WHAT THE EXERCISE ASKS ->
Repeat the listing in full, preserving every character.

DATA TO PROCESS ->
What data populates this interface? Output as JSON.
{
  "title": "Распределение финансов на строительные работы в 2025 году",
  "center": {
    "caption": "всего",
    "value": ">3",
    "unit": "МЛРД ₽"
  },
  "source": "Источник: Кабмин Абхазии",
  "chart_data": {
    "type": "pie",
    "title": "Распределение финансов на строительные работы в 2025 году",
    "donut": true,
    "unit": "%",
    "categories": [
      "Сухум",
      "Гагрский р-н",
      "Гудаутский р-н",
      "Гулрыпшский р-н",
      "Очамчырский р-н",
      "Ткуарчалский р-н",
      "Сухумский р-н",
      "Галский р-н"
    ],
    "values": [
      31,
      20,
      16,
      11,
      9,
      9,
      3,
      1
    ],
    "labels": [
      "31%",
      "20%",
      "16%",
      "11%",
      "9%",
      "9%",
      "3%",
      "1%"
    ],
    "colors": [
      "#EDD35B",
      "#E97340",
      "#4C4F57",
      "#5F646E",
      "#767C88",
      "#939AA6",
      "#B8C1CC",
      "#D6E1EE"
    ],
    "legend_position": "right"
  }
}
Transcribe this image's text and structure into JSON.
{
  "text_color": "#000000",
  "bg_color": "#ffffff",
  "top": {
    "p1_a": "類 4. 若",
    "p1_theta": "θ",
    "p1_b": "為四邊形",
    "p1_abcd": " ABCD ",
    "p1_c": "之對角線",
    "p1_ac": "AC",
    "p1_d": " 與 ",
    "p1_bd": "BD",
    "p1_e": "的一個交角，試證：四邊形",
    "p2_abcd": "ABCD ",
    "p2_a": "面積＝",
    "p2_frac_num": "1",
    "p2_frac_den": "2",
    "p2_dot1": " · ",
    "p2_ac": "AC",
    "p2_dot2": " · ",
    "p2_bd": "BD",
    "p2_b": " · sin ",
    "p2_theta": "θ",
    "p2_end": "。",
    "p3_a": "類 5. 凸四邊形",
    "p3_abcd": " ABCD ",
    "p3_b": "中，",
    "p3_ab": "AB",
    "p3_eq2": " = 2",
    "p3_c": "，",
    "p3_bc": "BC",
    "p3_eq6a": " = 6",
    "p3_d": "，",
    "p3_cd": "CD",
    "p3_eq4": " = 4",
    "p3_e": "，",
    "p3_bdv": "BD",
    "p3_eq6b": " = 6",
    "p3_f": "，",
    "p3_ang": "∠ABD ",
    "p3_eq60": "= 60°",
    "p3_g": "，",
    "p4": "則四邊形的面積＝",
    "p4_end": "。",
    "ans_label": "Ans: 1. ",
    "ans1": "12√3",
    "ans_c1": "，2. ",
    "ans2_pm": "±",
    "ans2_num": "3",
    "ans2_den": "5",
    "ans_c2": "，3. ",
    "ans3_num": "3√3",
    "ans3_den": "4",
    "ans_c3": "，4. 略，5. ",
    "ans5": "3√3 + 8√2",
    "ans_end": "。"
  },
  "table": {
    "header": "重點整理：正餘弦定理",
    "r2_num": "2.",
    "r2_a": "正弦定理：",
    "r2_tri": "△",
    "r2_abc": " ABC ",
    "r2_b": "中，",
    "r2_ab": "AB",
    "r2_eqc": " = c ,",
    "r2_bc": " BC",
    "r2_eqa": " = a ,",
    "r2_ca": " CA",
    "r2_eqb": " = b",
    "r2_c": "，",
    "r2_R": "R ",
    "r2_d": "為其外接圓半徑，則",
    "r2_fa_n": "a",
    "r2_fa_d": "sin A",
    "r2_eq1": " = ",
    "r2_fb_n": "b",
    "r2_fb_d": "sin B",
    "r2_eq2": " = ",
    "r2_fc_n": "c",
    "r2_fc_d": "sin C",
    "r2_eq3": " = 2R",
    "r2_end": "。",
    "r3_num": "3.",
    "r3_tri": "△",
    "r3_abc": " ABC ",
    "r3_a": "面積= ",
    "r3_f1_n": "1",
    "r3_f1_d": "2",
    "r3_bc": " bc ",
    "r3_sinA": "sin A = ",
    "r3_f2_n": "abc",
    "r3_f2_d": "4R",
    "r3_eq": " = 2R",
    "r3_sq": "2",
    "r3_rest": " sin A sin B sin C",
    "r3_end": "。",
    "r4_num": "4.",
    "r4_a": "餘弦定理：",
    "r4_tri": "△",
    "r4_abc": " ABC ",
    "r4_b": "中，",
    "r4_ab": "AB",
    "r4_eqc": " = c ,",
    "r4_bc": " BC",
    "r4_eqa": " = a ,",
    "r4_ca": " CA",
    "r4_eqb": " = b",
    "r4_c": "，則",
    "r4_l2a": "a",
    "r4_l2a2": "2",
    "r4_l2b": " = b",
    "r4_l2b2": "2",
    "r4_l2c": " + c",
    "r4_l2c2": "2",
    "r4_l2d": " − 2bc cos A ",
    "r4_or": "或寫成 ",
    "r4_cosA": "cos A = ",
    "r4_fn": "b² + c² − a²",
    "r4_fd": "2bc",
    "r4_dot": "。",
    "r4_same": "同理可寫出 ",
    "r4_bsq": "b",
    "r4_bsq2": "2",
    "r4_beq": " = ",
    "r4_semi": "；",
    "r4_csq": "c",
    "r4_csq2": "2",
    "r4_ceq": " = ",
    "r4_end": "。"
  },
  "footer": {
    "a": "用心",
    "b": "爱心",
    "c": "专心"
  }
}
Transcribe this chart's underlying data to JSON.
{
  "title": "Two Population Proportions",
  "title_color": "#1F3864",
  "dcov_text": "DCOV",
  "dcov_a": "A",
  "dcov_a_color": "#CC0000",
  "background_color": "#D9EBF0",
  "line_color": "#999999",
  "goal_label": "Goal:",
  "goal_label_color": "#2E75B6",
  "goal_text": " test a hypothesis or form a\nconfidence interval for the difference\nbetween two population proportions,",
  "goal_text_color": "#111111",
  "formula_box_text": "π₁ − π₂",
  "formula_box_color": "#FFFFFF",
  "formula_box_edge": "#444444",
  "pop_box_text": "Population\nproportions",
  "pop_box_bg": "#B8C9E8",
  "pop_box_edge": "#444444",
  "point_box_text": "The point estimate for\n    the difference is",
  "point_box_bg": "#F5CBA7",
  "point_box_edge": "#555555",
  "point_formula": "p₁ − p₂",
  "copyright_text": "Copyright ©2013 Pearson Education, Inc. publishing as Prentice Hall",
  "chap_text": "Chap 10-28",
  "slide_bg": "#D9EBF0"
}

RESULT OF THE TASK ->
What data populates this interface? Output as JSON.
{
  "title": "Распределение финансов на строительные работы в 2025 году",
  "center": {
    "caption": "всего",
    "value": ">3",
    "unit": "МЛРД ₽"
  },
  "source": "Источник: Кабмин Абхазии",
  "chart_data": {
    "type": "pie",
    "title": "Распределение финансов на строительные работы в 2025 году",
    "donut": true,
    "unit": "%",
    "categories": [
      "Сухум",
      "Гагрский р-н",
      "Гудаутский р-н",
      "Гулрыпшский р-н",
      "Очамчырский р-н",
      "Ткуарчалский р-н",
      "Сухумский р-н",
      "Галский р-н"
    ],
    "values": [
      31,
      20,
      16,
      11,
      9,
      9,
      3,
      1
    ],
    "labels": [
      "31%",
      "20%",
      "16%",
      "11%",
      "9%",
      "9%",
      "3%",
      "1%"
    ],
    "colors": [
      "#EDD35B",
      "#E97340",
      "#4C4F57",
      "#5F646E",
      "#767C88",
      "#939AA6",
      "#B8C1CC",
      "#D6E1EE"
    ],
    "legend_position": "right"
  }
}
Transcribe this image's text and structure into JSON.
{
  "text_color": "#000000",
  "bg_color": "#ffffff",
  "top": {
    "p1_a": "類 4. 若",
    "p1_theta": "θ",
    "p1_b": "為四邊形",
    "p1_abcd": " ABCD ",
    "p1_c": "之對角線",
    "p1_ac": "AC",
    "p1_d": " 與 ",
    "p1_bd": "BD",
    "p1_e": "的一個交角，試證：四邊形",
    "p2_abcd": "ABCD ",
    "p2_a": "面積＝",
    "p2_frac_num": "1",
    "p2_frac_den": "2",
    "p2_dot1": " · ",
    "p2_ac": "AC",
    "p2_dot2": " · ",
    "p2_bd": "BD",
    "p2_b": " · sin ",
    "p2_theta": "θ",
    "p2_end": "。",
    "p3_a": "類 5. 凸四邊形",
    "p3_abcd": " ABCD ",
    "p3_b": "中，",
    "p3_ab": "AB",
    "p3_eq2": " = 2",
    "p3_c": "，",
    "p3_bc": "BC",
    "p3_eq6a": " = 6",
    "p3_d": "，",
    "p3_cd": "CD",
    "p3_eq4": " = 4",
    "p3_e": "，",
    "p3_bdv": "BD",
    "p3_eq6b": " = 6",
    "p3_f": "，",
    "p3_ang": "∠ABD ",
    "p3_eq60": "= 60°",
    "p3_g": "，",
    "p4": "則四邊形的面積＝",
    "p4_end": "。",
    "ans_label": "Ans: 1. ",
    "ans1": "12√3",
    "ans_c1": "，2. ",
    "ans2_pm": "±",
    "ans2_num": "3",
    "ans2_den": "5",
    "ans_c2": "，3. ",
    "ans3_num": "3√3",
    "ans3_den": "4",
    "ans_c3": "，4. 略，5. ",
    "ans5": "3√3 + 8√2",
    "ans_end": "。"
  },
  "table": {
    "header": "重點整理：正餘弦定理",
    "r2_num": "2.",
    "r2_a": "正弦定理：",
    "r2_tri": "△",
    "r2_abc": " ABC ",
    "r2_b": "中，",
    "r2_ab": "AB",
    "r2_eqc": " = c ,",
    "r2_bc": " BC",
    "r2_eqa": " = a ,",
    "r2_ca": " CA",
    "r2_eqb": " = b",
    "r2_c": "，",
    "r2_R": "R ",
    "r2_d": "為其外接圓半徑，則",
    "r2_fa_n": "a",
    "r2_fa_d": "sin A",
    "r2_eq1": " = ",
    "r2_fb_n": "b",
    "r2_fb_d": "sin B",
    "r2_eq2": " = ",
    "r2_fc_n": "c",
    "r2_fc_d": "sin C",
    "r2_eq3": " = 2R",
    "r2_end": "。",
    "r3_num": "3.",
    "r3_tri": "△",
    "r3_abc": " ABC ",
    "r3_a": "面積= ",
    "r3_f1_n": "1",
    "r3_f1_d": "2",
    "r3_bc": " bc ",
    "r3_sinA": "sin A = ",
    "r3_f2_n": "abc",
    "r3_f2_d": "4R",
    "r3_eq": " = 2R",
    "r3_sq": "2",
    "r3_rest": " sin A sin B sin C",
    "r3_end": "。",
    "r4_num": "4.",
    "r4_a": "餘弦定理：",
    "r4_tri": "△",
    "r4_abc": " ABC ",
    "r4_b": "中，",
    "r4_ab": "AB",
    "r4_eqc": " = c ,",
    "r4_bc": " BC",
    "r4_eqa": " = a ,",
    "r4_ca": " CA",
    "r4_eqb": " = b",
    "r4_c": "，則",
    "r4_l2a": "a",
    "r4_l2a2": "2",
    "r4_l2b": " = b",
    "r4_l2b2": "2",
    "r4_l2c": " + c",
    "r4_l2c2": "2",
    "r4_l2d": " − 2bc cos A ",
    "r4_or": "或寫成 ",
    "r4_cosA": "cos A = ",
    "r4_fn": "b² + c² − a²",
    "r4_fd": "2bc",
    "r4_dot": "。",
    "r4_same": "同理可寫出 ",
    "r4_bsq": "b",
    "r4_bsq2": "2",
    "r4_beq": " = ",
    "r4_semi": "；",
    "r4_csq": "c",
    "r4_csq2": "2",
    "r4_ceq": " = ",
    "r4_end": "。"
  },
  "footer": {
    "a": "用心",
    "b": "爱心",
    "c": "专心"
  }
}
Transcribe this chart's underlying data to JSON.
{
  "title": "Two Population Proportions",
  "title_color": "#1F3864",
  "dcov_text": "DCOV",
  "dcov_a": "A",
  "dcov_a_color": "#CC0000",
  "background_color": "#D9EBF0",
  "line_color": "#999999",
  "goal_label": "Goal:",
  "goal_label_color": "#2E75B6",
  "goal_text": " test a hypothesis or form a\nconfidence interval for the difference\nbetween two population proportions,",
  "goal_text_color": "#111111",
  "formula_box_text": "π₁ − π₂",
  "formula_box_color": "#FFFFFF",
  "formula_box_edge": "#444444",
  "pop_box_text": "Population\nproportions",
  "pop_box_bg": "#B8C9E8",
  "pop_box_edge": "#444444",
  "point_box_text": "The point estimate for\n    the difference is",
  "point_box_bg": "#F5CBA7",
  "point_box_edge": "#555555",
  "point_formula": "p₁ − p₂",
  "copyright_text": "Copyright ©2013 Pearson Education, Inc. publishing as Prentice Hall",
  "chap_text": "Chap 10-28",
  "slide_bg": "#D9EBF0"
}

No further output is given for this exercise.